#### WORK TO BE COMPLETED
Output each line exactly as it appears, skipping any embedded picture.

#### LISTING
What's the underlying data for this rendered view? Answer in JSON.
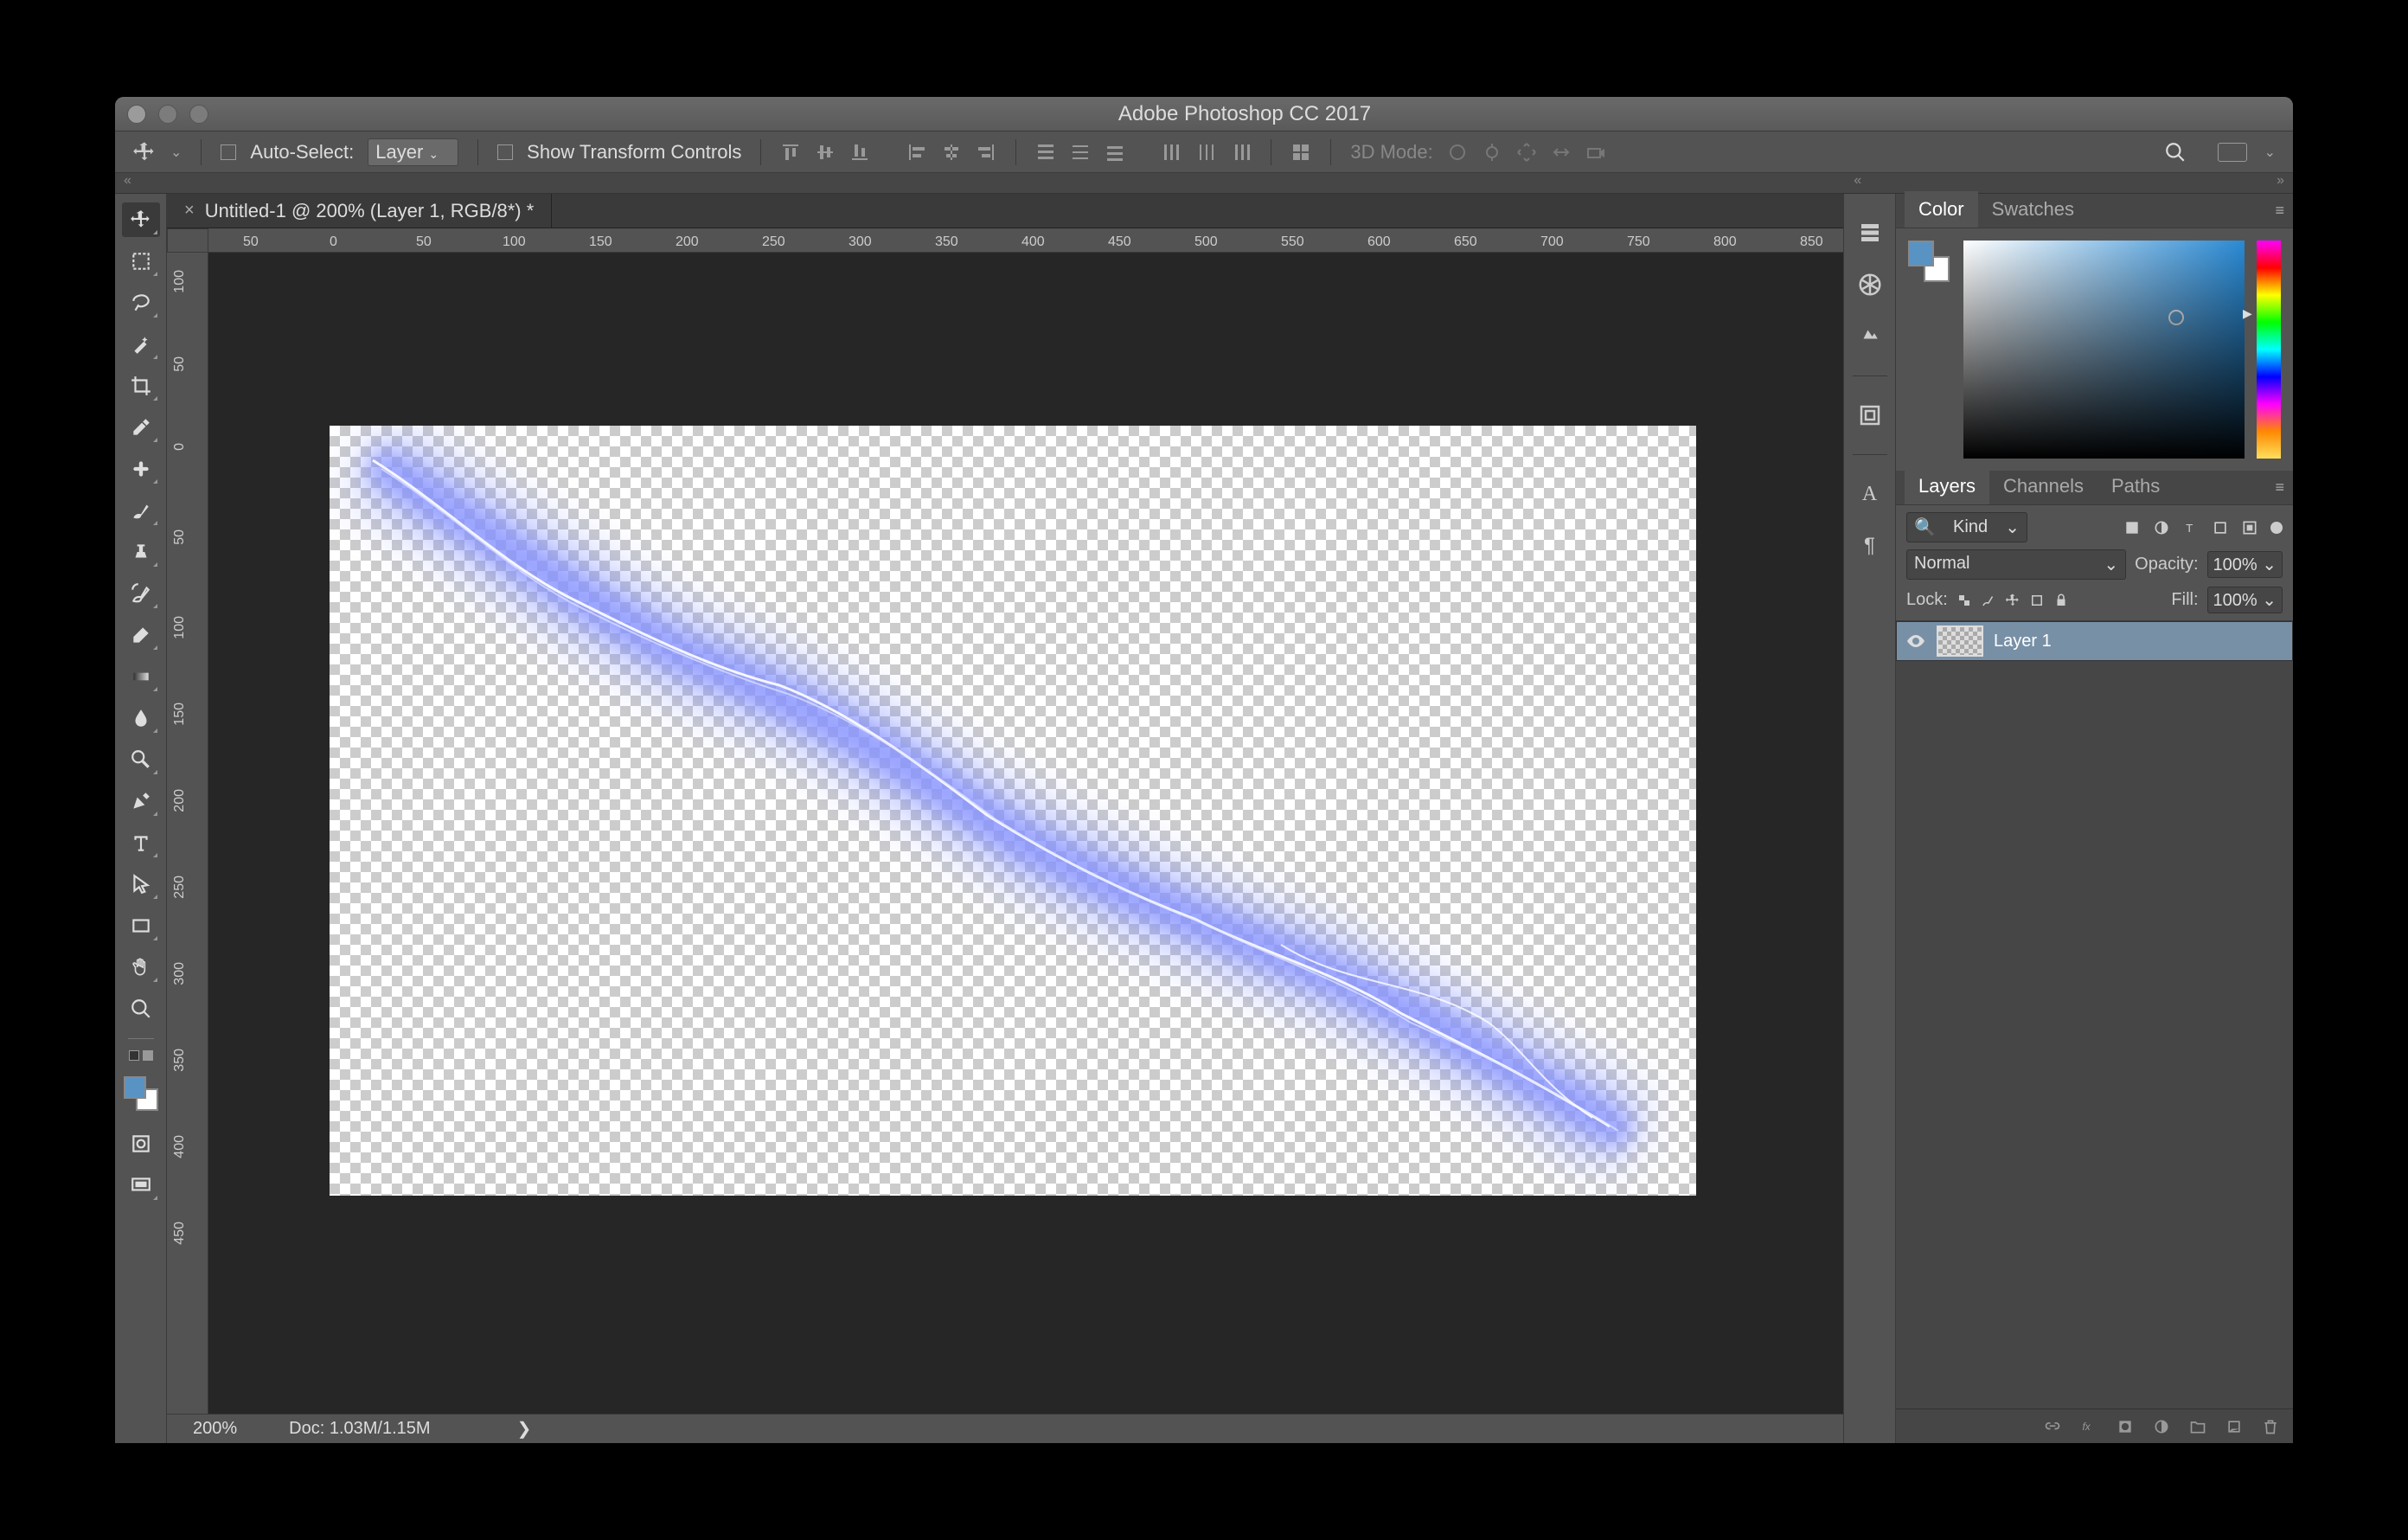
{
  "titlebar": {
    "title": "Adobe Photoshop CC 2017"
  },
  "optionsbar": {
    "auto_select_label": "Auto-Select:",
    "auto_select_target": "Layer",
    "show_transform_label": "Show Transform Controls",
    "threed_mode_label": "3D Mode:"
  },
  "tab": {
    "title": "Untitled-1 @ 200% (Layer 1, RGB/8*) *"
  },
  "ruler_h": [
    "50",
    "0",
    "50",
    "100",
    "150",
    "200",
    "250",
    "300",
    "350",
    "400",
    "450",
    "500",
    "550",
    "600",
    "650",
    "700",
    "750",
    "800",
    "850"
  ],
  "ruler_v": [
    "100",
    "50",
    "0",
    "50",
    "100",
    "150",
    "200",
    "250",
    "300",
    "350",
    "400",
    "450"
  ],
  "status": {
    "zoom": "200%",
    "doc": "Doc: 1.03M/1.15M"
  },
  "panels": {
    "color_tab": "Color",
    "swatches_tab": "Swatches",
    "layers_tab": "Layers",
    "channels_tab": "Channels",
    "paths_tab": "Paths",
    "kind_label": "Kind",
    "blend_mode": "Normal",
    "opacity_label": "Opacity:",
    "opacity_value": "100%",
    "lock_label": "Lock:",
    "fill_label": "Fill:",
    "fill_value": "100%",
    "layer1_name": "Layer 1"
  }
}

#### EXERCISE ANSWER
What's the underlying data for this rendered view? Answer in JSON.
{
  "titlebar": {
    "title": "Adobe Photoshop CC 2017"
  },
  "optionsbar": {
    "auto_select_label": "Auto-Select:",
    "auto_select_target": "Layer",
    "show_transform_label": "Show Transform Controls",
    "threed_mode_label": "3D Mode:"
  },
  "tab": {
    "title": "Untitled-1 @ 200% (Layer 1, RGB/8*) *"
  },
  "ruler_h": [
    "50",
    "0",
    "50",
    "100",
    "150",
    "200",
    "250",
    "300",
    "350",
    "400",
    "450",
    "500",
    "550",
    "600",
    "650",
    "700",
    "750",
    "800",
    "850"
  ],
  "ruler_v": [
    "100",
    "50",
    "0",
    "50",
    "100",
    "150",
    "200",
    "250",
    "300",
    "350",
    "400",
    "450"
  ],
  "status": {
    "zoom": "200%",
    "doc": "Doc: 1.03M/1.15M"
  },
  "panels": {
    "color_tab": "Color",
    "swatches_tab": "Swatches",
    "layers_tab": "Layers",
    "channels_tab": "Channels",
    "paths_tab": "Paths",
    "kind_label": "Kind",
    "blend_mode": "Normal",
    "opacity_label": "Opacity:",
    "opacity_value": "100%",
    "lock_label": "Lock:",
    "fill_label": "Fill:",
    "fill_value": "100%",
    "layer1_name": "Layer 1"
  }
}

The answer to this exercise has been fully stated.